## Exercise materials
● ● ● ● ● ● ●

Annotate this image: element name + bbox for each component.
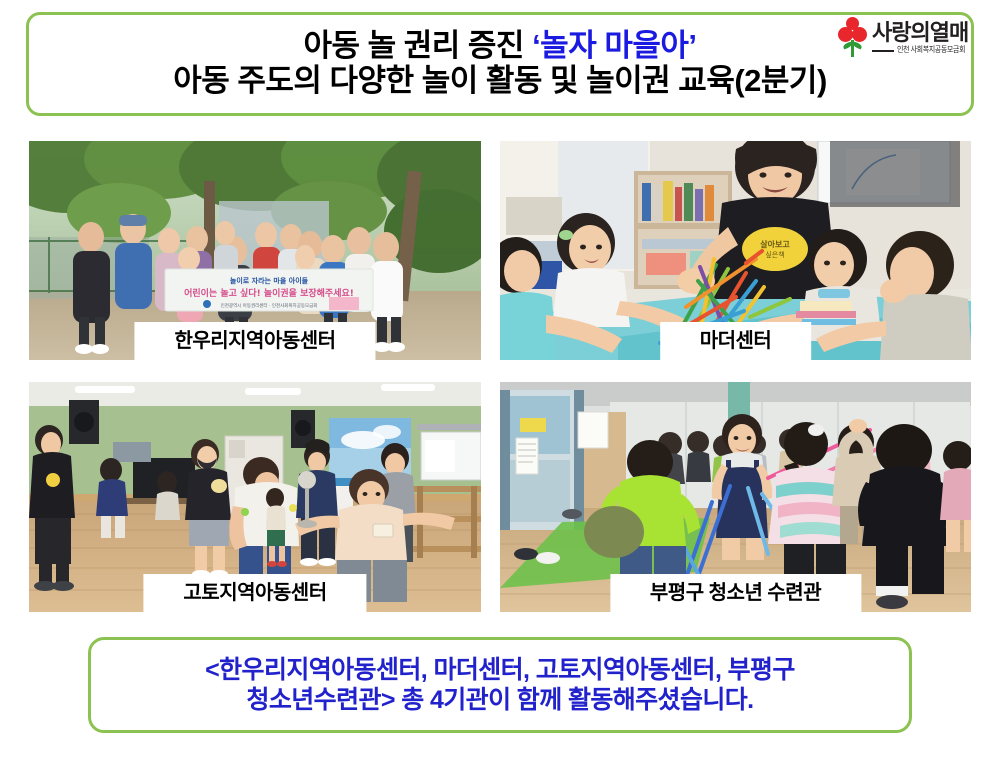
logo-text-block: 사랑의열매 인천 사회복지공동모금회 xyxy=(872,22,968,54)
title-banner: 아동 놀 권리 증진 ‘놀자 마을아’ 아동 주도의 다양한 놀이 활동 및 놀… xyxy=(26,12,974,116)
photo-caption-goto: 고토지역아동센터 xyxy=(143,574,366,612)
page-title-accent: ‘놀자 마을아’ xyxy=(532,28,696,63)
photo-cell-mother: 살아보고 싶은책 xyxy=(500,141,971,360)
photo-caption-bupyeong: 부평구 청소년 수련관 xyxy=(610,574,861,612)
logo-subtitle: 인천 사회복지공동모금회 xyxy=(897,46,965,54)
page-title-line-1: 아동 놀 권리 증진 ‘놀자 마을아’ xyxy=(303,29,696,64)
logo-name: 사랑의열매 xyxy=(872,22,968,44)
page-title-plain: 아동 놀 권리 증진 xyxy=(303,28,532,63)
summary-line-2: 청소년수련관> 총 4기관이 함께 활동해주셨습니다. xyxy=(246,685,753,716)
community-chest-logo: 사랑의열매 인천 사회복지공동모금회 xyxy=(838,14,986,62)
logo-rule xyxy=(872,50,894,52)
summary-line-1: <한우리지역아동센터, 마더센터, 고토지역아동센터, 부평구 xyxy=(205,655,795,686)
photo-cell-goto: 고토지역아동센터 xyxy=(29,382,481,612)
fruit-of-love-berry-icon xyxy=(838,16,868,60)
logo-subtitle-row: 인천 사회복지공동모금회 xyxy=(872,47,968,54)
photo-grid: 놀이로 자라는 마을 아이들 어린이는 놀고 싶다! 놀이권을 보장해주세요! … xyxy=(29,141,971,612)
photo-caption-mother: 마더센터 xyxy=(660,322,812,360)
photo-caption-hanuri: 한우리지역아동센터 xyxy=(134,322,375,360)
svg-text:인천광역시 아동권리센터 · 인천사회복지공동모금회: 인천광역시 아동권리센터 · 인천사회복지공동모금회 xyxy=(221,302,318,309)
svg-text:놀이로 자라는 마을 아이들: 놀이로 자라는 마을 아이들 xyxy=(230,276,309,285)
page-title-line-2: 아동 주도의 다양한 놀이 활동 및 놀이권 교육(2분기) xyxy=(173,64,827,99)
svg-text:살아보고: 살아보고 xyxy=(760,239,790,249)
photo-cell-hanuri: 놀이로 자라는 마을 아이들 어린이는 놀고 싶다! 놀이권을 보장해주세요! … xyxy=(29,141,481,360)
svg-text:어린이는 놀고 싶다! 놀이권을 보장해주세요!: 어린이는 놀고 싶다! 놀이권을 보장해주세요! xyxy=(184,287,354,299)
svg-text:싶은책: 싶은책 xyxy=(765,250,784,259)
photo-cell-bupyeong: 부평구 청소년 수련관 xyxy=(500,382,971,612)
summary-banner: <한우리지역아동센터, 마더센터, 고토지역아동센터, 부평구 청소년수련관> … xyxy=(88,637,912,733)
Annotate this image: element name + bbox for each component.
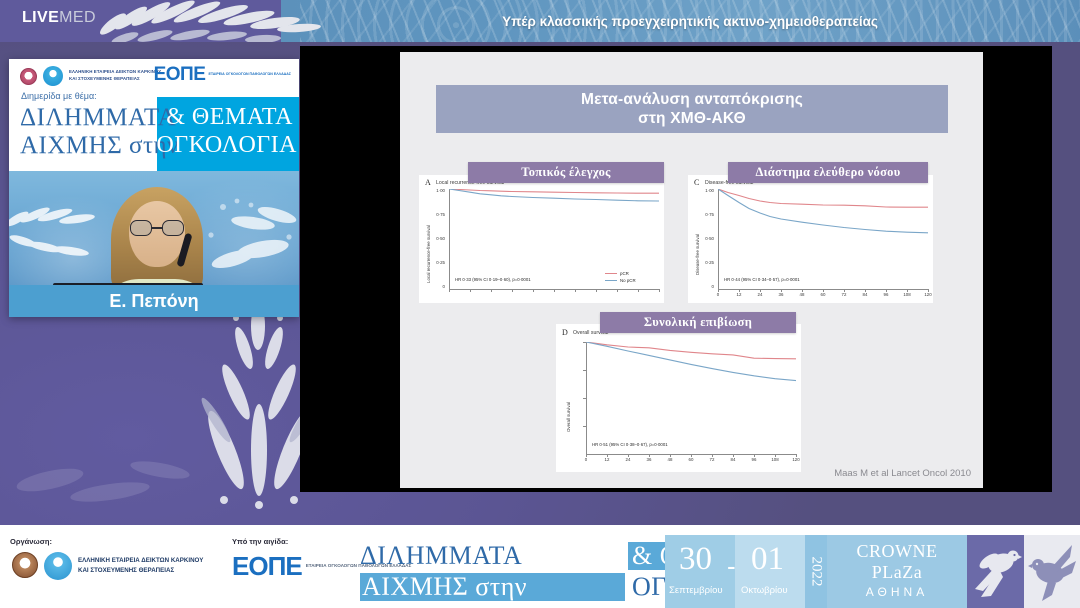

● ● ● ● ● ● ●

## Short task
Return every row above verbatim, omitting the picture lines.

## Right answer
Annotate this image: element name + bbox for each component.
logo-text-block: 사랑의열매 인천 사회복지공동모금회 xyxy=(872,22,968,54)
title-banner: 아동 놀 권리 증진 ‘놀자 마을아’ 아동 주도의 다양한 놀이 활동 및 놀… xyxy=(26,12,974,116)
photo-caption-goto: 고토지역아동센터 xyxy=(143,574,366,612)
page-title-accent: ‘놀자 마을아’ xyxy=(532,28,696,63)
photo-cell-mother: 살아보고 싶은책 xyxy=(500,141,971,360)
photo-caption-bupyeong: 부평구 청소년 수련관 xyxy=(610,574,861,612)
logo-subtitle: 인천 사회복지공동모금회 xyxy=(897,46,965,54)
page-title-line-1: 아동 놀 권리 증진 ‘놀자 마을아’ xyxy=(303,29,696,64)
logo-name: 사랑의열매 xyxy=(872,22,968,44)
page-title-plain: 아동 놀 권리 증진 xyxy=(303,28,532,63)
summary-line-2: 청소년수련관> 총 4기관이 함께 활동해주셨습니다. xyxy=(246,685,753,716)
community-chest-logo: 사랑의열매 인천 사회복지공동모금회 xyxy=(838,14,986,62)
logo-rule xyxy=(872,50,894,52)
summary-line-1: <한우리지역아동센터, 마더센터, 고토지역아동센터, 부평구 xyxy=(205,655,795,686)
photo-cell-goto: 고토지역아동센터 xyxy=(29,382,481,612)
fruit-of-love-berry-icon xyxy=(838,16,868,60)
logo-subtitle-row: 인천 사회복지공동모금회 xyxy=(872,47,968,54)
photo-grid: 놀이로 자라는 마을 아이들 어린이는 놀고 싶다! 놀이권을 보장해주세요! … xyxy=(29,141,971,612)
photo-caption-mother: 마더센터 xyxy=(660,322,812,360)
photo-caption-hanuri: 한우리지역아동센터 xyxy=(134,322,375,360)
svg-text:인천광역시 아동권리센터 · 인천사회복지공동모금회: 인천광역시 아동권리센터 · 인천사회복지공동모금회 xyxy=(221,302,318,309)
svg-text:놀이로 자라는 마을 아이들: 놀이로 자라는 마을 아이들 xyxy=(230,276,309,285)
page-title-line-2: 아동 주도의 다양한 놀이 활동 및 놀이권 교육(2분기) xyxy=(173,64,827,99)
svg-text:살아보고: 살아보고 xyxy=(760,239,790,249)
photo-cell-hanuri: 놀이로 자라는 마을 아이들 어린이는 놀고 싶다! 놀이권을 보장해주세요! … xyxy=(29,141,481,360)
svg-text:어린이는 놀고 싶다! 놀이권을 보장해주세요!: 어린이는 놀고 싶다! 놀이권을 보장해주세요! xyxy=(184,287,354,299)
svg-text:싶은책: 싶은책 xyxy=(765,250,784,259)
photo-cell-bupyeong: 부평구 청소년 수련관 xyxy=(500,382,971,612)
summary-banner: <한우리지역아동센터, 마더센터, 고토지역아동센터, 부평구 청소년수련관> … xyxy=(88,637,912,733)
Annotate this image: element name + bbox for each component.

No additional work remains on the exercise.